▶ _Required task_
Write down each entry again, exactly as it reads.

+--

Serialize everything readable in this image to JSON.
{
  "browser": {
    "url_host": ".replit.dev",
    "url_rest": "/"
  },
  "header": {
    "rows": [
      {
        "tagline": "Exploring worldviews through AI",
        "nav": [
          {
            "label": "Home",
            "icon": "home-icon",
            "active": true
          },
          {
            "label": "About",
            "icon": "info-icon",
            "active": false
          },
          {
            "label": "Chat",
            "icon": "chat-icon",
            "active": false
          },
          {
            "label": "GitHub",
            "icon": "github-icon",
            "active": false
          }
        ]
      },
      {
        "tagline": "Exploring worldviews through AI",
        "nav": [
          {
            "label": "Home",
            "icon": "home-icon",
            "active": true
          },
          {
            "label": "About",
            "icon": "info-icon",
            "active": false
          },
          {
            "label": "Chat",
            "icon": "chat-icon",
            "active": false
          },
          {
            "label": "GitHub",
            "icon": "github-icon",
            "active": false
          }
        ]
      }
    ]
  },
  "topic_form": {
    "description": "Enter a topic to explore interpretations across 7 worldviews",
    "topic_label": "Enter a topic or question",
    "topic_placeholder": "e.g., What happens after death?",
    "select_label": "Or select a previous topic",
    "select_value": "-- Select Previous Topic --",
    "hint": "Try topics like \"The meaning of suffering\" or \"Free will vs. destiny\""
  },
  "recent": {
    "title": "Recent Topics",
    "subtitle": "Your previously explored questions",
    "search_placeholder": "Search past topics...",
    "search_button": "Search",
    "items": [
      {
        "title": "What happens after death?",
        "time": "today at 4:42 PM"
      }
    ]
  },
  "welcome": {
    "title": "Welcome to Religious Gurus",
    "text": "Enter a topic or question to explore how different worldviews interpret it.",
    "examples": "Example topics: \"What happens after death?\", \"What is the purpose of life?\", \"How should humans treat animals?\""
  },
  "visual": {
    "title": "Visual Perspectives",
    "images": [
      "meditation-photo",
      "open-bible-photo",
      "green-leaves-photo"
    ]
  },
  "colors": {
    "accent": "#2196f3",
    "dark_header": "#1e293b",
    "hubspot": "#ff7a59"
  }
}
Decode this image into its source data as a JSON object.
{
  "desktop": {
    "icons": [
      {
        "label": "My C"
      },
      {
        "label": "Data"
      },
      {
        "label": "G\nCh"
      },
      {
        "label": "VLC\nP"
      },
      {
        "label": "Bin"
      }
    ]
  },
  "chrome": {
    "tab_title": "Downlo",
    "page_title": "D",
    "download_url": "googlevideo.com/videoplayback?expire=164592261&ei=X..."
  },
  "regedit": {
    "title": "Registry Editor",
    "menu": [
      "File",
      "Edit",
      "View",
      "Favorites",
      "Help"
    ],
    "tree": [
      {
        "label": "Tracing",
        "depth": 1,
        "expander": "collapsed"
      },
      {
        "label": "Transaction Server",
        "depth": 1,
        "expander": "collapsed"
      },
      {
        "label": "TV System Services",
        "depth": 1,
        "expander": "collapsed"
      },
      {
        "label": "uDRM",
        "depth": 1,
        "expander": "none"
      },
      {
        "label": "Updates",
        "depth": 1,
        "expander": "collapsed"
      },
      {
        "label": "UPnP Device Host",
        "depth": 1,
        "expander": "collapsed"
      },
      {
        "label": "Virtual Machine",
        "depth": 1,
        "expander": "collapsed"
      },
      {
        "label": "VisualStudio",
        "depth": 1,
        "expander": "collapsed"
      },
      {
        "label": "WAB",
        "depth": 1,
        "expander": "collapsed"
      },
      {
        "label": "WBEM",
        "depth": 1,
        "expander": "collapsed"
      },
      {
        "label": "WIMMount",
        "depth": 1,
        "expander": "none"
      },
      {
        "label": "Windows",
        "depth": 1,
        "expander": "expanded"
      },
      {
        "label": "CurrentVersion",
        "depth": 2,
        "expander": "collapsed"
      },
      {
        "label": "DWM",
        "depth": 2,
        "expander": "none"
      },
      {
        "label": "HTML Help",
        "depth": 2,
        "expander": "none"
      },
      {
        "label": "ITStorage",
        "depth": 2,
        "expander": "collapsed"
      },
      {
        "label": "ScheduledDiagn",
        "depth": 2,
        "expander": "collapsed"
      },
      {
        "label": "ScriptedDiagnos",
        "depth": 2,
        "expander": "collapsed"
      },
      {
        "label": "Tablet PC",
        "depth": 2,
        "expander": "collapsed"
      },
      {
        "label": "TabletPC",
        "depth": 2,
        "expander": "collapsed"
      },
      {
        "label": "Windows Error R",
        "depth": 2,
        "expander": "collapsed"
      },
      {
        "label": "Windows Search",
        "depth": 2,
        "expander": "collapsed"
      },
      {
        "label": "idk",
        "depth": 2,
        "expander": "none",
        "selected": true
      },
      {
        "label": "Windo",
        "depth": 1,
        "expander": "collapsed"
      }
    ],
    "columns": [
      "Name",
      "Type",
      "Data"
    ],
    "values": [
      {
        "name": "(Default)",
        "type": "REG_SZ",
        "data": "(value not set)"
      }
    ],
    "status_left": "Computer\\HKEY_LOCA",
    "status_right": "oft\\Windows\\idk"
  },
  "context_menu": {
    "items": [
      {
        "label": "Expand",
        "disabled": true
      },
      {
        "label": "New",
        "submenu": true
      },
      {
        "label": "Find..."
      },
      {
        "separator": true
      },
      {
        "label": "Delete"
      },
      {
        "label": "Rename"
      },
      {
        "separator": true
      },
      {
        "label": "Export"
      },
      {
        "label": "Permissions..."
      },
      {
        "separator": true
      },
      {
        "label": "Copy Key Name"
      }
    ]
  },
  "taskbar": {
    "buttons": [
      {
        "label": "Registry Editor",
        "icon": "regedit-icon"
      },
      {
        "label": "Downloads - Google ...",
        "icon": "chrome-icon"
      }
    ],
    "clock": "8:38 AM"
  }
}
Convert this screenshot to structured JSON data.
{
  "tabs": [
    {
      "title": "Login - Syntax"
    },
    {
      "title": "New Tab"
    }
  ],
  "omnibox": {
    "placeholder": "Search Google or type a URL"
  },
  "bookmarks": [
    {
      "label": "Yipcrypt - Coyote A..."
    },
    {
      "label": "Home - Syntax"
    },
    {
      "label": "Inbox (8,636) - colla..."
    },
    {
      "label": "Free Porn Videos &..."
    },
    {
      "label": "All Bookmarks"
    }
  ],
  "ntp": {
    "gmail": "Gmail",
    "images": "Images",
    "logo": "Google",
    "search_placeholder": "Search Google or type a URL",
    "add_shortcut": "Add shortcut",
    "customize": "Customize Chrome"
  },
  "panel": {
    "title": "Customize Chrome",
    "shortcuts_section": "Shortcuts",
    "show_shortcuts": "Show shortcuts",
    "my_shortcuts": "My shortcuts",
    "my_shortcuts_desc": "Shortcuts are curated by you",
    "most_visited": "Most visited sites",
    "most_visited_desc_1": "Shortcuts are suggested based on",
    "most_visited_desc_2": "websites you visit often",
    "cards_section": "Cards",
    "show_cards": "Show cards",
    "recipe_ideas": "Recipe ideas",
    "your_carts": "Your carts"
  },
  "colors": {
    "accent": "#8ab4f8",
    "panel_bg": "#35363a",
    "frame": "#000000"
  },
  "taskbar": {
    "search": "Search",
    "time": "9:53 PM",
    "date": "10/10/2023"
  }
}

+--

▶ _Response to the exercise_
Serialize everything readable in this image to JSON.
{
  "browser": {
    "url_host": ".replit.dev",
    "url_rest": "/"
  },
  "header": {
    "rows": [
      {
        "tagline": "Exploring worldviews through AI",
        "nav": [
          {
            "label": "Home",
            "icon": "home-icon",
            "active": true
          },
          {
            "label": "About",
            "icon": "info-icon",
            "active": false
          },
          {
            "label": "Chat",
            "icon": "chat-icon",
            "active": false
          },
          {
            "label": "GitHub",
            "icon": "github-icon",
            "active": false
          }
        ]
      },
      {
        "tagline": "Exploring worldviews through AI",
        "nav": [
          {
            "label": "Home",
            "icon": "home-icon",
            "active": true
          },
          {
            "label": "About",
            "icon": "info-icon",
            "active": false
          },
          {
            "label": "Chat",
            "icon": "chat-icon",
            "active": false
          },
          {
            "label": "GitHub",
            "icon": "github-icon",
            "active": false
          }
        ]
      }
    ]
  },
  "topic_form": {
    "description": "Enter a topic to explore interpretations across 7 worldviews",
    "topic_label": "Enter a topic or question",
    "topic_placeholder": "e.g., What happens after death?",
    "select_label": "Or select a previous topic",
    "select_value": "-- Select Previous Topic --",
    "hint": "Try topics like \"The meaning of suffering\" or \"Free will vs. destiny\""
  },
  "recent": {
    "title": "Recent Topics",
    "subtitle": "Your previously explored questions",
    "search_placeholder": "Search past topics...",
    "search_button": "Search",
    "items": [
      {
        "title": "What happens after death?",
        "time": "today at 4:42 PM"
      }
    ]
  },
  "welcome": {
    "title": "Welcome to Religious Gurus",
    "text": "Enter a topic or question to explore how different worldviews interpret it.",
    "examples": "Example topics: \"What happens after death?\", \"What is the purpose of life?\", \"How should humans treat animals?\""
  },
  "visual": {
    "title": "Visual Perspectives",
    "images": [
      "meditation-photo",
      "open-bible-photo",
      "green-leaves-photo"
    ]
  },
  "colors": {
    "accent": "#2196f3",
    "dark_header": "#1e293b",
    "hubspot": "#ff7a59"
  }
}
Decode this image into its source data as a JSON object.
{
  "desktop": {
    "icons": [
      {
        "label": "My C"
      },
      {
        "label": "Data"
      },
      {
        "label": "G\nCh"
      },
      {
        "label": "VLC\nP"
      },
      {
        "label": "Bin"
      }
    ]
  },
  "chrome": {
    "tab_title": "Downlo",
    "page_title": "D",
    "download_url": "googlevideo.com/videoplayback?expire=164592261&ei=X..."
  },
  "regedit": {
    "title": "Registry Editor",
    "menu": [
      "File",
      "Edit",
      "View",
      "Favorites",
      "Help"
    ],
    "tree": [
      {
        "label": "Tracing",
        "depth": 1,
        "expander": "collapsed"
      },
      {
        "label": "Transaction Server",
        "depth": 1,
        "expander": "collapsed"
      },
      {
        "label": "TV System Services",
        "depth": 1,
        "expander": "collapsed"
      },
      {
        "label": "uDRM",
        "depth": 1,
        "expander": "none"
      },
      {
        "label": "Updates",
        "depth": 1,
        "expander": "collapsed"
      },
      {
        "label": "UPnP Device Host",
        "depth": 1,
        "expander": "collapsed"
      },
      {
        "label": "Virtual Machine",
        "depth": 1,
        "expander": "collapsed"
      },
      {
        "label": "VisualStudio",
        "depth": 1,
        "expander": "collapsed"
      },
      {
        "label": "WAB",
        "depth": 1,
        "expander": "collapsed"
      },
      {
        "label": "WBEM",
        "depth": 1,
        "expander": "collapsed"
      },
      {
        "label": "WIMMount",
        "depth": 1,
        "expander": "none"
      },
      {
        "label": "Windows",
        "depth": 1,
        "expander": "expanded"
      },
      {
        "label": "CurrentVersion",
        "depth": 2,
        "expander": "collapsed"
      },
      {
        "label": "DWM",
        "depth": 2,
        "expander": "none"
      },
      {
        "label": "HTML Help",
        "depth": 2,
        "expander": "none"
      },
      {
        "label": "ITStorage",
        "depth": 2,
        "expander": "collapsed"
      },
      {
        "label": "ScheduledDiagn",
        "depth": 2,
        "expander": "collapsed"
      },
      {
        "label": "ScriptedDiagnos",
        "depth": 2,
        "expander": "collapsed"
      },
      {
        "label": "Tablet PC",
        "depth": 2,
        "expander": "collapsed"
      },
      {
        "label": "TabletPC",
        "depth": 2,
        "expander": "collapsed"
      },
      {
        "label": "Windows Error R",
        "depth": 2,
        "expander": "collapsed"
      },
      {
        "label": "Windows Search",
        "depth": 2,
        "expander": "collapsed"
      },
      {
        "label": "idk",
        "depth": 2,
        "expander": "none",
        "selected": true
      },
      {
        "label": "Windo",
        "depth": 1,
        "expander": "collapsed"
      }
    ],
    "columns": [
      "Name",
      "Type",
      "Data"
    ],
    "values": [
      {
        "name": "(Default)",
        "type": "REG_SZ",
        "data": "(value not set)"
      }
    ],
    "status_left": "Computer\\HKEY_LOCA",
    "status_right": "oft\\Windows\\idk"
  },
  "context_menu": {
    "items": [
      {
        "label": "Expand",
        "disabled": true
      },
      {
        "label": "New",
        "submenu": true
      },
      {
        "label": "Find..."
      },
      {
        "separator": true
      },
      {
        "label": "Delete"
      },
      {
        "label": "Rename"
      },
      {
        "separator": true
      },
      {
        "label": "Export"
      },
      {
        "label": "Permissions..."
      },
      {
        "separator": true
      },
      {
        "label": "Copy Key Name"
      }
    ]
  },
  "taskbar": {
    "buttons": [
      {
        "label": "Registry Editor",
        "icon": "regedit-icon"
      },
      {
        "label": "Downloads - Google ...",
        "icon": "chrome-icon"
      }
    ],
    "clock": "8:38 AM"
  }
}
Convert this screenshot to structured JSON data.
{
  "tabs": [
    {
      "title": "Login - Syntax"
    },
    {
      "title": "New Tab"
    }
  ],
  "omnibox": {
    "placeholder": "Search Google or type a URL"
  },
  "bookmarks": [
    {
      "label": "Yipcrypt - Coyote A..."
    },
    {
      "label": "Home - Syntax"
    },
    {
      "label": "Inbox (8,636) - colla..."
    },
    {
      "label": "Free Porn Videos &..."
    },
    {
      "label": "All Bookmarks"
    }
  ],
  "ntp": {
    "gmail": "Gmail",
    "images": "Images",
    "logo": "Google",
    "search_placeholder": "Search Google or type a URL",
    "add_shortcut": "Add shortcut",
    "customize": "Customize Chrome"
  },
  "panel": {
    "title": "Customize Chrome",
    "shortcuts_section": "Shortcuts",
    "show_shortcuts": "Show shortcuts",
    "my_shortcuts": "My shortcuts",
    "my_shortcuts_desc": "Shortcuts are curated by you",
    "most_visited": "Most visited sites",
    "most_visited_desc_1": "Shortcuts are suggested based on",
    "most_visited_desc_2": "websites you visit often",
    "cards_section": "Cards",
    "show_cards": "Show cards",
    "recipe_ideas": "Recipe ideas",
    "your_carts": "Your carts"
  },
  "colors": {
    "accent": "#8ab4f8",
    "panel_bg": "#35363a",
    "frame": "#000000"
  },
  "taskbar": {
    "search": "Search",
    "time": "9:53 PM",
    "date": "10/10/2023"
  }
}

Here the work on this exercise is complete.